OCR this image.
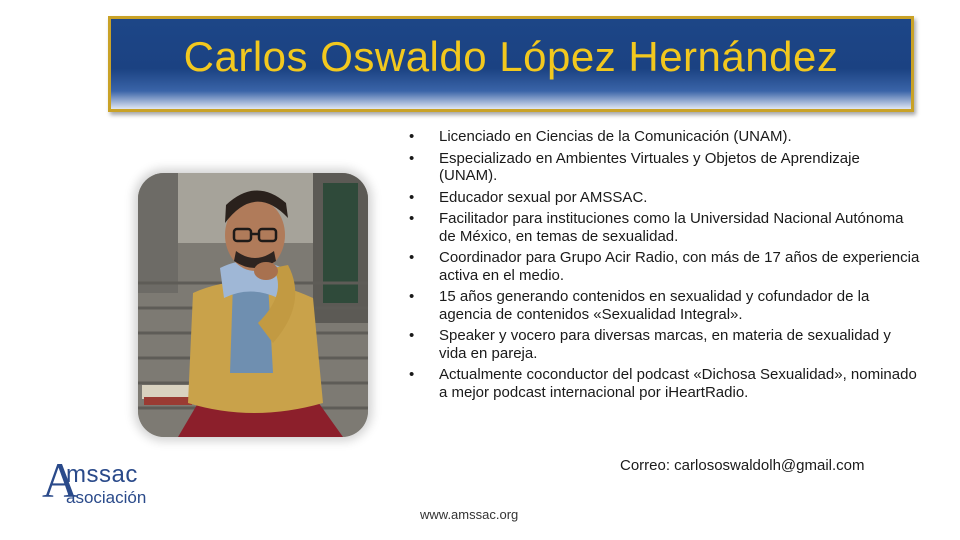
Carlos Oswaldo López Hernández
• Licenciado en Ciencias de la Comunicación (UNAM).
• Especializado en Ambientes Virtuales y Objetos de Aprendizaje (UNAM).
• Educador sexual por AMSSAC.
• Facilitador para instituciones como la Universidad Nacional Autónoma de México, en temas de sexualidad.
• Coordinador para Grupo Acir Radio, con más de 17 años de experiencia activa en el medio.
• 15 años generando contenidos en sexualidad y cofundador de la agencia de contenidos «Sexualidad Integral».
• Speaker y vocero para diversas marcas, en materia de sexualidad y vida en pareja.
• Actualmente coconductor del podcast «Dichosa Sexualidad», nominado a mejor podcast internacional por iHeartRadio.
Correo: carlososwaldolh@gmail.com
A
mssac
asociación
www.amssac.org
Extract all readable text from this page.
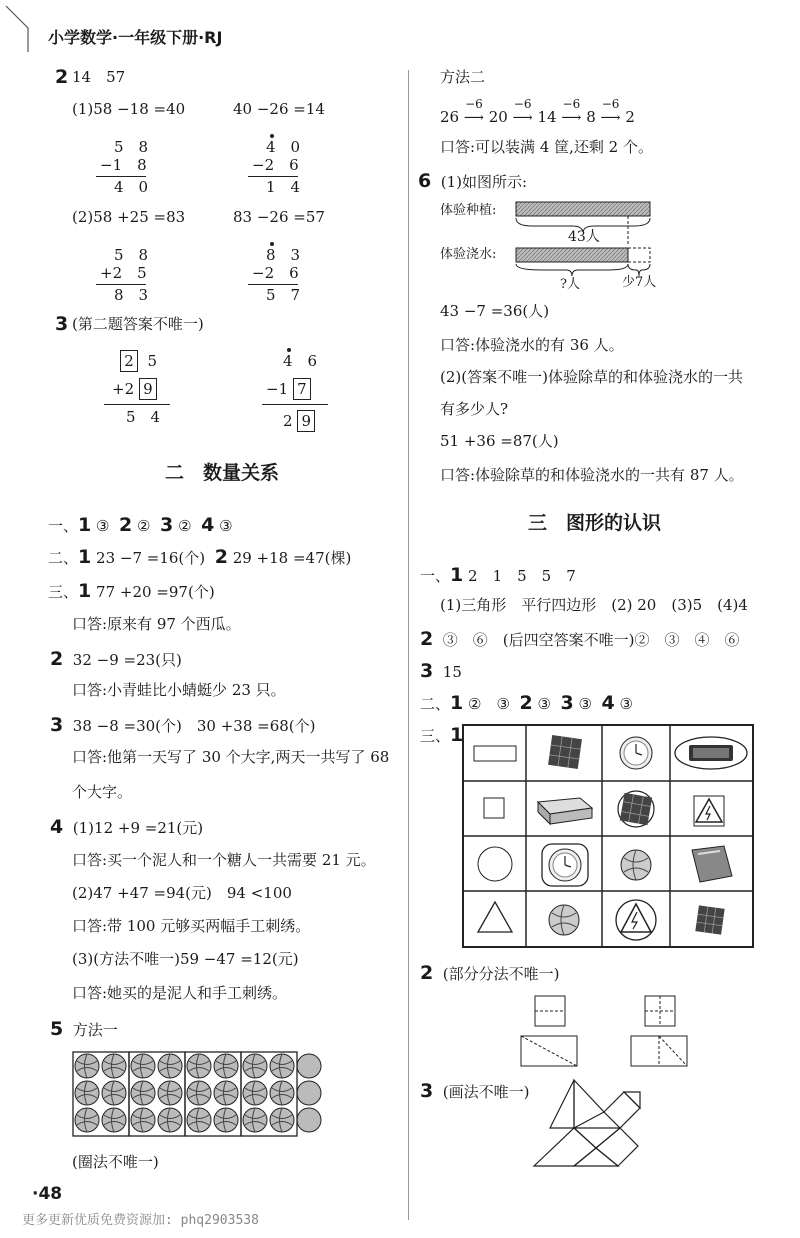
小学数学·一年级下册·RJ
2 14　57
(1)58 −18 =40	40 −26 =14
5　8
−1　8
4　0
4　0
−2　6
1　4
(2)58 +25 =83	83 −26 =57
5　8
+2　5
8　3
8　3
−2　6
5　7
3 (第二题答案不唯一)
2 5
+2 9
5　4
4　6
−1 7
2 9
二　数量关系
一、1 ③ 2 ② 3 ② 4 ③
二、1 23 −7 =16(个) 2 29 +18 =47(棵)
三、1 77 +20 =97(个)
口答:原来有 97 个西瓜。
2 32 −9 =23(只)
口答:小青蛙比小蜻蜓少 23 只。
3 38 −8 =30(个)　30 +38 =68(个)
口答:他第一天写了 30 个大字,两天一共写了 68
个大字。
4 (1)12 +9 =21(元)
口答:买一个泥人和一个糖人一共需要 21 元。
(2)47 +47 =94(元)　94 <100
口答:带 100 元够买两幅手工刺绣。
(3)(方法不唯一)59 −47 =12(元)
口答:她买的是泥人和手工刺绣。
5 方法一
(圈法不唯一)
·48
方法二
26
−6
⟶ 20
−6
⟶ 14
−6
⟶ 8
−6
⟶ 2
口答:可以装满 4 筐,还剩 2 个。
6 (1)如图所示:
体验种植:
体验浇水:
43人
?人	少7人
43 −7 =36(人)
口答:体验浇水的有 36 人。
(2)(答案不唯一)体验除草的和体验浇水的一共
有多少人?
51 +36 =87(人)
口答:体验除草的和体验浇水的一共有 87 人。
三　图形的认识
一、1 2　1　5　5　7
(1)三角形　平行四边形　(2) 20　(3)5　(4)4
2 ③　⑥　(后四空答案不唯一)②　③　④　⑥
3 15
二、1 ②　③ 2 ③ 3 ③ 4 ③
三、1
2 (部分分法不唯一)
3 (画法不唯一)
更多更新优质免费资源加: phq2903538
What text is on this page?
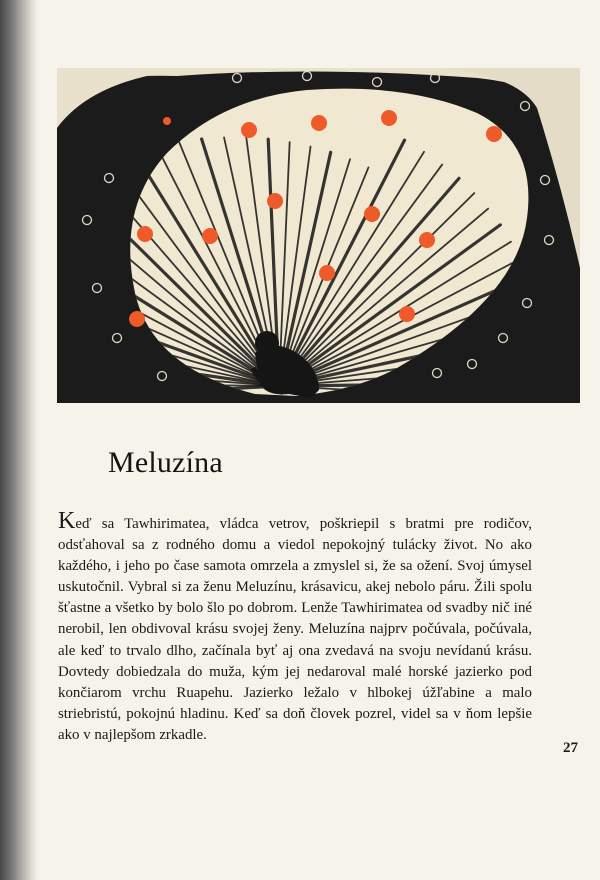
Meluzína

Keď sa Tawhirimatea, vládca vetrov, poškriepil s bratmi pre rodičov, odsťahoval sa z rodného domu a viedol nepokojný tulácky život. No ako každého, i jeho po čase samota omrzela a zmyslel si, že sa ožení. Svoj úmysel uskutočnil. Vybral si za ženu Meluzínu, krásavicu, akej nebolo páru. Žili spolu šťastne a všetko by bolo šlo po dobrom. Lenže Tawhirimatea od svadby nič iné nerobil, len obdivoval krásu svojej ženy. Meluzína najprv počúvala, počúvala, ale keď to trvalo dlho, začínala byť aj ona zvedavá na svoju nevídanú krásu. Dovtedy dobiedzala do muža, kým jej nedaroval malé horské jazierko pod končiarom vrchu Ruapehu. Jazierko ležalo v hlbokej úžľabine a malo striebristú, pokojnú hladinu. Keď sa doň človek pozrel, videl sa v ňom lepšie ako v najlepšom zrkadle.

27
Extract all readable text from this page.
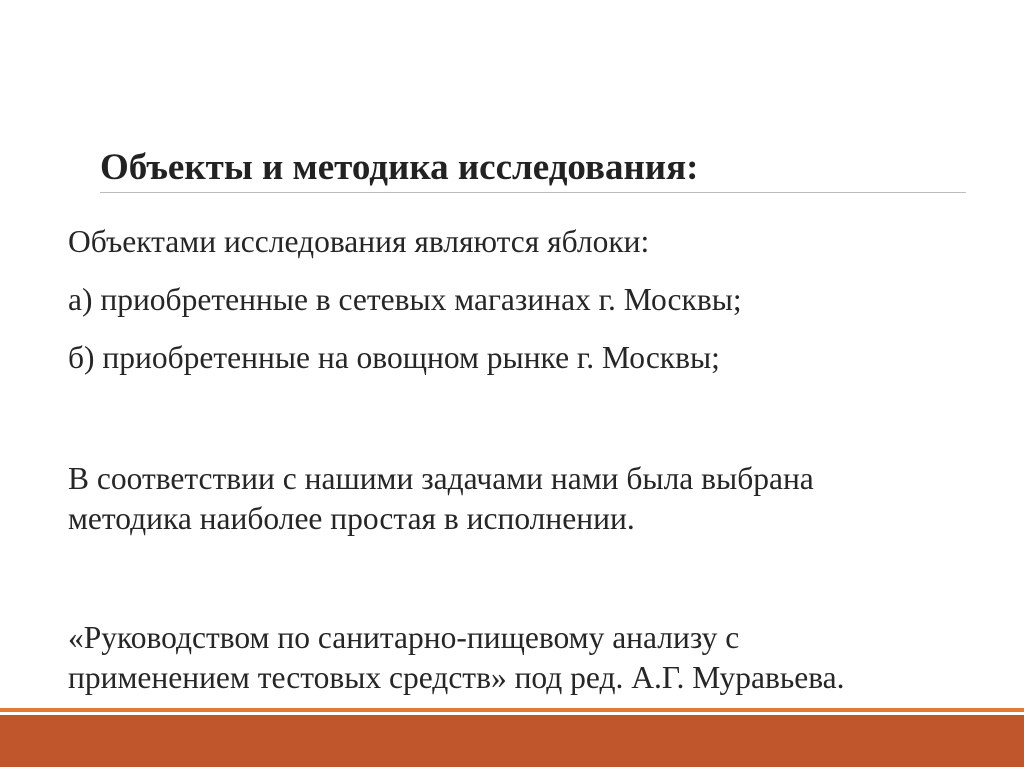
Объекты и методика исследования:
Объектами исследования являются яблоки:
а) приобретенные в сетевых магазинах г. Москвы;
б) приобретенные на овощном рынке г. Москвы;
В соответствии с нашими задачами нами была выбрана
методика наиболее простая в исполнении.
«Руководством по санитарно-пищевому анализу с
применением тестовых средств» под ред. А.Г. Муравьева.
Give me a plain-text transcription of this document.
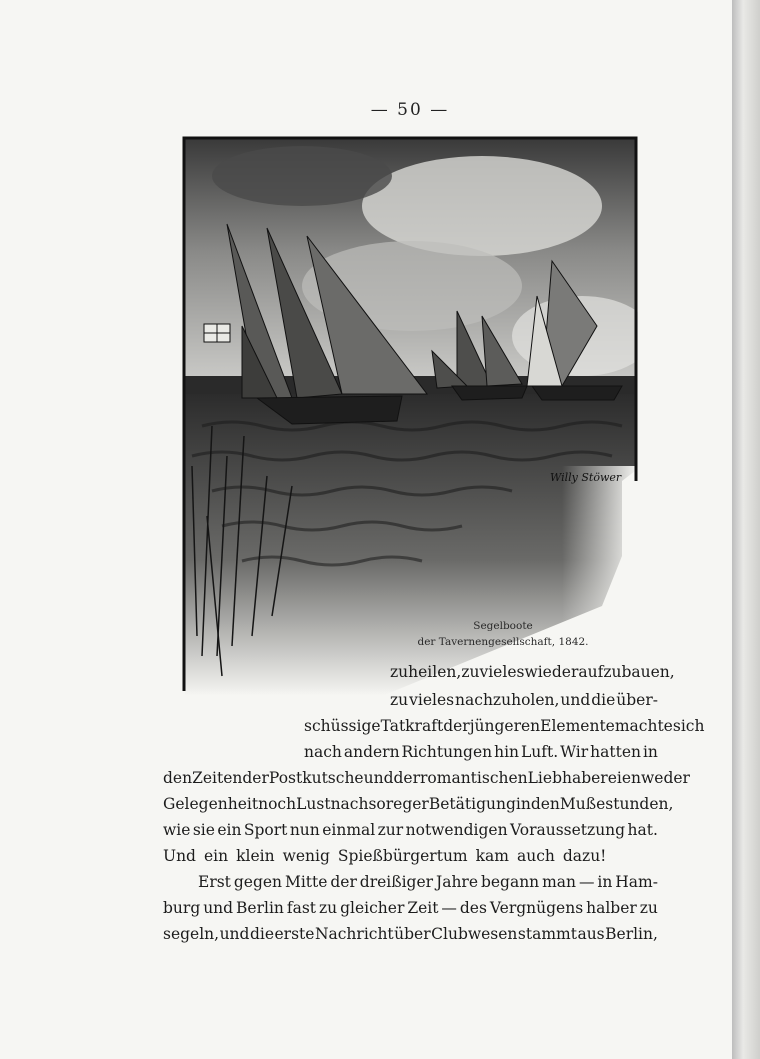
— 50 —
Willy Stöwer
Segelboote
der Tavernengesellschaft, 1842.
zu heilen, zu vieles wieder aufzubauen,
zu vieles nachzuholen, und die über-
schüssige Tatkraft der jüngeren Elemente machte sich
nach andern Richtungen hin Luft. Wir hatten in
den Zeiten der Postkutsche und der romantischen Liebhabereien weder
Gelegenheit noch Lust nach so reger Betätigung in den Mußestunden,
wie sie ein Sport nun einmal zur notwendigen Voraussetzung hat.
Und ein klein wenig Spießbürgertum kam auch dazu!
Erst gegen Mitte der dreißiger Jahre begann man — in Ham-
burg und Berlin fast zu gleicher Zeit — des Vergnügens halber zu
segeln, und die erste Nachricht über Clubwesen stammt aus Berlin,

§ **EXERCISE DESCRIPTION**: Give every line back word for word and leave the pictures out.

§ **ANSWER TO THIS EXERCISE**:
OCR this image.
Carlos Oswaldo López Hernández
• Licenciado en Ciencias de la Comunicación (UNAM).
• Especializado en Ambientes Virtuales y Objetos de Aprendizaje (UNAM).
• Educador sexual por AMSSAC.
• Facilitador para instituciones como la Universidad Nacional Autónoma de México, en temas de sexualidad.
• Coordinador para Grupo Acir Radio, con más de 17 años de experiencia activa en el medio.
• 15 años generando contenidos en sexualidad y cofundador de la agencia de contenidos «Sexualidad Integral».
• Speaker y vocero para diversas marcas, en materia de sexualidad y vida en pareja.
• Actualmente coconductor del podcast «Dichosa Sexualidad», nominado a mejor podcast internacional por iHeartRadio.
Correo: carlososwaldolh@gmail.com
A
mssac
asociación
www.amssac.org
Extract all readable text from this page.
小学数学·一年级下册·RJ
2 14　57
(1)58 −18 =40	40 −26 =14
5　8
−1　8
4　0
4　0
−2　6
1　4
(2)58 +25 =83	83 −26 =57
5　8
+2　5
8　3
8　3
−2　6
5　7
3 (第二题答案不唯一)
2 5
+2 9
5　4
4　6
−1 7
2 9
二　数量关系
一、1 ③ 2 ② 3 ② 4 ③
二、1 23 −7 =16(个) 2 29 +18 =47(棵)
三、1 77 +20 =97(个)
口答:原来有 97 个西瓜。
2 32 −9 =23(只)
口答:小青蛙比小蜻蜓少 23 只。
3 38 −8 =30(个)　30 +38 =68(个)
口答:他第一天写了 30 个大字,两天一共写了 68
个大字。
4 (1)12 +9 =21(元)
口答:买一个泥人和一个糖人一共需要 21 元。
(2)47 +47 =94(元)　94 <100
口答:带 100 元够买两幅手工刺绣。
(3)(方法不唯一)59 −47 =12(元)
口答:她买的是泥人和手工刺绣。
5 方法一
(圈法不唯一)
·48
方法二
26
−6
⟶ 20
−6
⟶ 14
−6
⟶ 8
−6
⟶ 2
口答:可以装满 4 筐,还剩 2 个。
6 (1)如图所示:
体验种植:
体验浇水:
43人
?人	少7人
43 −7 =36(人)
口答:体验浇水的有 36 人。
(2)(答案不唯一)体验除草的和体验浇水的一共
有多少人?
51 +36 =87(人)
口答:体验除草的和体验浇水的一共有 87 人。
三　图形的认识
一、1 2　1　5　5　7
(1)三角形　平行四边形　(2) 20　(3)5　(4)4
2 ③　⑥　(后四空答案不唯一)②　③　④　⑥
3 15
二、1 ②　③ 2 ③ 3 ③ 4 ③
三、1
2 (部分分法不唯一)
3 (画法不唯一)
更多更新优质免费资源加: phq2903538
What text is on this page?
Meluzína

Keď sa Tawhirimatea, vládca vetrov, poškriepil s bratmi pre rodičov, odsťahoval sa z rodného domu a viedol nepokojný tulácky život. No ako každého, i jeho po čase samota omrzela a zmyslel si, že sa ožení. Svoj úmysel uskutočnil. Vybral si za ženu Meluzínu, krásavicu, akej nebolo páru. Žili spolu šťastne a všetko by bolo šlo po dobrom. Lenže Tawhirimatea od svadby nič iné nerobil, len obdivoval krásu svojej ženy. Meluzína najprv počúvala, počúvala, ale keď to trvalo dlho, začínala byť aj ona zvedavá na svoju nevídanú krásu. Dovtedy dobiedzala do muža, kým jej nedaroval malé horské jazierko pod končiarom vrchu Ruapehu. Jazierko ležalo v hlbokej úžľabine a malo striebristú, pokojnú hladinu. Keď sa doň človek pozrel, videl sa v ňom lepšie ako v najlepšom zrkadle.

27
Extract all readable text from this page.
Объекты и методика исследования:
Объектами исследования являются яблоки:
а) приобретенные в сетевых магазинах г. Москвы;
б) приобретенные на овощном рынке г. Москвы;
В соответствии с нашими задачами нами была выбрана
методика наиболее простая в исполнении.
«Руководством по санитарно-пищевому анализу с
применением тестовых средств» под ред. А.Г. Муравьева.
Give me a plain-text transcription of this document.
— 50 —
Willy Stöwer
Segelboote
der Tavernengesellschaft, 1842.
zu heilen, zu vieles wieder aufzubauen,
zu vieles nachzuholen, und die über-
schüssige Tatkraft der jüngeren Elemente machte sich
nach andern Richtungen hin Luft. Wir hatten in
den Zeiten der Postkutsche und der romantischen Liebhabereien weder
Gelegenheit noch Lust nach so reger Betätigung in den Mußestunden,
wie sie ein Sport nun einmal zur notwendigen Voraussetzung hat.
Und ein klein wenig Spießbürgertum kam auch dazu!
Erst gegen Mitte der dreißiger Jahre begann man — in Ham-
burg und Berlin fast zu gleicher Zeit — des Vergnügens halber zu
segeln, und die erste Nachricht über Clubwesen stammt aus Berlin,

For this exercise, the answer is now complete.